Литмир - Электронная Библиотека

Первый раз приехал я в Петергоф году, наверное, в 1950-м. Знал о нем мало, помнил только детское впечатление — «фонтаны из кипятка».

То ли стояла осень, то ли ненастный летний день, сумеречно, студеный ветер с залива, пусто, фонтаны не били, новый, раззолоченный Самсон вызывал растерянный восторг — «восстановили все же!», хотя и мой едва натренированный взгляд различал кукольную торжественность: фотографии со скульптуры Козловского я все же видел. Но главное было в ином. Безлюдье, величавая заброшенность, подлинность развалин, влажный мрамор Римских фонтанов, волнующие почему-то слова «Монплезир», «Межеумочный», «Марли». А вокруг — раскрошившийся, пахнувший тлением кирпич. Где-то звенели капли, падая с фонтанных растрескавшихся чаш, и бесцветное море плескалось у бесцветных камней.

Вообще знаменитые пригородные парки с разрушенными, сожженными (кем?) дворцами, сломанными или сгоревшими деревьями тогда почти пустовали. В них была несказанная печаль, странно соединенная с величием подлинности: реставрация, вернее, новое строительство еще не началось. В Царском Селе бронзовый «смуглый отрок» на бронзовой скамье казался совершенно одиноким. Однажды видел: к скульптуре, громко распевая что-то вроде «Одинокой гармони», подходила ватага развязных девиц, как тогда говорили, «из ремесленного» (нынешнее ПТУ). И представьте, приблизившись к памятнику, самая громкоголосая и грязная сказала непререкаемо: «Девочки, здесь петь нельзя». И все почти на цыпочках, оглядываясь, прошли мимо Пушкина.

Вбитое накрепко почтение к хрестоматийным величинам, запомнившееся с младенчества имя, что заставляло тогда соблюдать тот пиетет к классике, по которому скорбят сейчас радетели возвращения к советским порядкам? Сюжет, как ни судить, трогательный, но происходило в ту пору и иное.

Именно тогда, в конце сороковых, робкое желание посмеяться над официальным величием начало реализовываться в единственно возможном и неопасном: в насмешке над классикой. Мало кто сейчас помнит пародийные песенки и стихи на темы шекспировских трагедий:

Ходит Гамле́т с пистолетом,
Хочет когой-то убить.
Он недоволен всем светом,
Он думает: Быть или не быть?
Евонная мать согрешила
И за другого пошла,
А сапогов еще не износила,
В каких она за гробом мужа шла.

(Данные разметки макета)
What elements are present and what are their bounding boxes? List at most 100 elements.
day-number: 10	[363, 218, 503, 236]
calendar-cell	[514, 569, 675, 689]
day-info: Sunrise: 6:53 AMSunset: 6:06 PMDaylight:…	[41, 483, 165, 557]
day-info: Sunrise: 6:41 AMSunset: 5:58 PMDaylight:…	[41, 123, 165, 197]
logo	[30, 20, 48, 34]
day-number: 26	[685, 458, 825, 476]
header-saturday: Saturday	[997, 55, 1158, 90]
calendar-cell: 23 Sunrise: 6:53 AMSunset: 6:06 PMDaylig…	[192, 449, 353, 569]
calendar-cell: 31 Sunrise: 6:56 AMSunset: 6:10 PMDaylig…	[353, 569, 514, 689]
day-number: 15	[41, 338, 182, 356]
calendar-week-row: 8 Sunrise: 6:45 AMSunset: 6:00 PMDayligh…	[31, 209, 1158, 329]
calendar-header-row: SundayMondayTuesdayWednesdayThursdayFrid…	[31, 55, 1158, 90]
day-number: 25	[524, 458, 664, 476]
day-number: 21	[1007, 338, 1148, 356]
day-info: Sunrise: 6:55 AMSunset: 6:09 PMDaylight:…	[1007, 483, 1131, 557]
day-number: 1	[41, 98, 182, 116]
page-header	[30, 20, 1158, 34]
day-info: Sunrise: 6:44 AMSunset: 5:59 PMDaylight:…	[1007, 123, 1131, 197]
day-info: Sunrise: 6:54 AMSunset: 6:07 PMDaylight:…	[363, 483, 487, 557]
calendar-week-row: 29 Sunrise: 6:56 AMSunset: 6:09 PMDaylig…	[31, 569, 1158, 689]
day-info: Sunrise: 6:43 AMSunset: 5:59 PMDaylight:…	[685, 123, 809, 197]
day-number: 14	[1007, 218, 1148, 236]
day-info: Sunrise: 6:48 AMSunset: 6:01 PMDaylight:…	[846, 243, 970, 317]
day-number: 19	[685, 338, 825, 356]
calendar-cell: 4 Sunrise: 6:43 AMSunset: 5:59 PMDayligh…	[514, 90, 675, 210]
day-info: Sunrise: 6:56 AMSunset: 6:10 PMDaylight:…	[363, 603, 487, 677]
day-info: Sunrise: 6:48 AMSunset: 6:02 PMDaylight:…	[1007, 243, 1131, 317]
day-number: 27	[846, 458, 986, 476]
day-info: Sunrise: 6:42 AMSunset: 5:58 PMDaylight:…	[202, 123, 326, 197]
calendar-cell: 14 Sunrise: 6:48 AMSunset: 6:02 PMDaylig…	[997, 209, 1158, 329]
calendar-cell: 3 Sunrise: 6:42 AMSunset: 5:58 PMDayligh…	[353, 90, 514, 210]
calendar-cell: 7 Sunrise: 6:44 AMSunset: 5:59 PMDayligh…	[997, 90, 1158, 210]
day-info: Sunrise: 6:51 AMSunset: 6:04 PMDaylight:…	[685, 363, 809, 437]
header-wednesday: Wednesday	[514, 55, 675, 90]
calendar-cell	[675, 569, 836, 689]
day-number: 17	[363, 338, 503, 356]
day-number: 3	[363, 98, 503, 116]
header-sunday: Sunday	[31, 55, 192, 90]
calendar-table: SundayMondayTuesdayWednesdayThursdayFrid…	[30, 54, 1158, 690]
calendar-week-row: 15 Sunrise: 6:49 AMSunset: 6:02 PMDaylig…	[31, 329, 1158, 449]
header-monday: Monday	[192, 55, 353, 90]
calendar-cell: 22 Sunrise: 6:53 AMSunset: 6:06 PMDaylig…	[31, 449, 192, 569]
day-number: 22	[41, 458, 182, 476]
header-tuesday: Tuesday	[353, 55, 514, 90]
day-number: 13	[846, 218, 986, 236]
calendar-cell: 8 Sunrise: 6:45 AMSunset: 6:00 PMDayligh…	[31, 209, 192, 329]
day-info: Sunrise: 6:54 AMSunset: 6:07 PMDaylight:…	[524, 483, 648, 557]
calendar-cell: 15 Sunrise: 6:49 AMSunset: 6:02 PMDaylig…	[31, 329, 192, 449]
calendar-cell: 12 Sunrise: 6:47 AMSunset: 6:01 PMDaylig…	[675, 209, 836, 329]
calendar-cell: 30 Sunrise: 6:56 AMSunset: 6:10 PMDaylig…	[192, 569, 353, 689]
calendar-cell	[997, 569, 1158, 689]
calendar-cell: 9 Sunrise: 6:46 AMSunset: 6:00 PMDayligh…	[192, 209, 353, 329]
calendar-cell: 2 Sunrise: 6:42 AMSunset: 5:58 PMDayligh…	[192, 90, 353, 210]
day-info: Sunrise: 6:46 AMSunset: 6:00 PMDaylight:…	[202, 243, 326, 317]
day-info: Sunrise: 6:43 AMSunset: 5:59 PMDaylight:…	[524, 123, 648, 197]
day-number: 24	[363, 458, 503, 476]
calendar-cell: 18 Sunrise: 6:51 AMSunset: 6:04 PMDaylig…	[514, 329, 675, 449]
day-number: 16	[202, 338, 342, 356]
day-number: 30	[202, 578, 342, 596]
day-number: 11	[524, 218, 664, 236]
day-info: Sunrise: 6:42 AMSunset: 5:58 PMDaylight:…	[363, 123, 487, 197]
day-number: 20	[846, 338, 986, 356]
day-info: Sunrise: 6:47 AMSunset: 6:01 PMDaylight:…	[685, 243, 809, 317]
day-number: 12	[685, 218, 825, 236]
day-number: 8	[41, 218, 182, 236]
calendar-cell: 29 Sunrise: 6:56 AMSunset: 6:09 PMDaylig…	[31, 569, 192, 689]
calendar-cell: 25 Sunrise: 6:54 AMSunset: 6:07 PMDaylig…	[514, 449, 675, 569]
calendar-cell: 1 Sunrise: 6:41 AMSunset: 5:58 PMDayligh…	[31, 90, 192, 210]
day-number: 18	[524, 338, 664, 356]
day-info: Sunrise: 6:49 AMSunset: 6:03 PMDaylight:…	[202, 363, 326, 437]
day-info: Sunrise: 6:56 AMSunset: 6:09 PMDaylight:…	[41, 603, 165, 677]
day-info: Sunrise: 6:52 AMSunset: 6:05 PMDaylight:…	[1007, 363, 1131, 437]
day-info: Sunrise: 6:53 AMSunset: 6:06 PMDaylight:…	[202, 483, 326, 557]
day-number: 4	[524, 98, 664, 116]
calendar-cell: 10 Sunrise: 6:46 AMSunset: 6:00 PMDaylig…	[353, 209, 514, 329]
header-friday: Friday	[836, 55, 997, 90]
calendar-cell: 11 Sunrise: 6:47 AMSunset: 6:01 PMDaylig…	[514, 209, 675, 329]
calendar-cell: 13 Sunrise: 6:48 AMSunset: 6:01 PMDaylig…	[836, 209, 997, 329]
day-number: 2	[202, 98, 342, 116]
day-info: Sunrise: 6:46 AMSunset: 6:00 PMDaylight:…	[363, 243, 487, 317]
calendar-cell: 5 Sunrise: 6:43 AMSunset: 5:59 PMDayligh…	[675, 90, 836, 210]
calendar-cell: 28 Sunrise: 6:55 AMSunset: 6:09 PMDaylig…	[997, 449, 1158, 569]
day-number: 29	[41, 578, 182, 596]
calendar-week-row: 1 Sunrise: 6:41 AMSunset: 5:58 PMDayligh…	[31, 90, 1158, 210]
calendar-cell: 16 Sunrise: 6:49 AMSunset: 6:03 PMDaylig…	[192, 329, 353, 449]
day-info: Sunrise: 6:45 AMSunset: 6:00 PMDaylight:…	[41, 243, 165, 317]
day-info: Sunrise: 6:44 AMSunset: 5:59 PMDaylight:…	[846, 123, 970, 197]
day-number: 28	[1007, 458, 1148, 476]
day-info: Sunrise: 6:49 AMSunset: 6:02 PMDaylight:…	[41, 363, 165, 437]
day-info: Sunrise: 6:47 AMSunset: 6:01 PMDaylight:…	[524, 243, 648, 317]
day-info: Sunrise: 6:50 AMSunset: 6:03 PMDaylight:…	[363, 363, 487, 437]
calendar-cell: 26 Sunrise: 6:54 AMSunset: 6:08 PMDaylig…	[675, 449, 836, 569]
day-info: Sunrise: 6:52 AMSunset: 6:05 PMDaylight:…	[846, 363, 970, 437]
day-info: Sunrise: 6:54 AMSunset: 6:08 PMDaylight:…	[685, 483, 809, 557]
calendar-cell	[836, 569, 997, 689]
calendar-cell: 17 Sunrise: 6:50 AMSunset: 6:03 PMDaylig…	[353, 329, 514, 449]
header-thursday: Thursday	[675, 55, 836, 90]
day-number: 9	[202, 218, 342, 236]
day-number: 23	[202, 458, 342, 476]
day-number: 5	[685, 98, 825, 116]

**Условия задания:**
1: Воспроизведите строки списка без изменений, начиная с первой строки списка и заканчивая строкой с «98, 182, 116]» включительно.
2: Продолжите отрывок о Петергофе и пригородных парках, начав сразу после последней приведенной строки.

**Результаты по заданиям:**
1:
What elements are present and what are their bounding boxes? List at most 100 elements.
day-number: 10	[363, 218, 503, 236]
calendar-cell	[514, 569, 675, 689]
day-info: Sunrise: 6:53 AMSunset: 6:06 PMDaylight:…	[41, 483, 165, 557]
day-info: Sunrise: 6:41 AMSunset: 5:58 PMDaylight:…	[41, 123, 165, 197]
logo	[30, 20, 48, 34]
day-number: 26	[685, 458, 825, 476]
header-saturday: Saturday	[997, 55, 1158, 90]
calendar-cell: 23 Sunrise: 6:53 AMSunset: 6:06 PMDaylig…	[192, 449, 353, 569]
calendar-cell: 31 Sunrise: 6:56 AMSunset: 6:10 PMDaylig…	[353, 569, 514, 689]
day-number: 15	[41, 338, 182, 356]
calendar-week-row: 8 Sunrise: 6:45 AMSunset: 6:00 PMDayligh…	[31, 209, 1158, 329]
calendar-header-row: SundayMondayTuesdayWednesdayThursdayFrid…	[31, 55, 1158, 90]
day-number: 25	[524, 458, 664, 476]
day-number: 21	[1007, 338, 1148, 356]
day-info: Sunrise: 6:55 AMSunset: 6:09 PMDaylight:…	[1007, 483, 1131, 557]
day-number: 1	[41, 98, 182, 116]

2:
……………
Венецианский мавр Отелло
Один домишко посещал.
Шекспир узнал про это дело
И водевильчик написал.
Девчонку звали Дездемоной,
Была как полная луна.
На генеральские погоны,
Да эх, польстилася она.

Пели и песенку, кажется написанную давно, но созвучную процитированным, — про Льва Толстого:

В имении Ясной Поляне
Жил Лев Николаич Толстой,
Ни рыбы, ни мяса не кушал,
Ходил по аллеям босой.
Жена ж его, Софья Толстая,
Обратно любила поесть,
Она не ходила босая,
Хранила фамильную честь.
Имел он с правительством тренья,
Но был всенародный кумир —
За драму «Анна Каренина»,
За ро́ман «Война и мир»…[14]

Тогда мне все это казалось забавным, но пошлым, а это ведь был такой осторожный соц-арт: не про политику, так хоть про литературные святыни.

А в мастерской Эберлинга царствовала классика, причем не всегда действительно достойная. Он и впрямь учил нас восхищаться Семирадским, вообще салонными мастерами. С одной стороны, портил нам вкус, с другой — воспитывал уважение к высокой маэстрии, независимой от иных достоинств художества.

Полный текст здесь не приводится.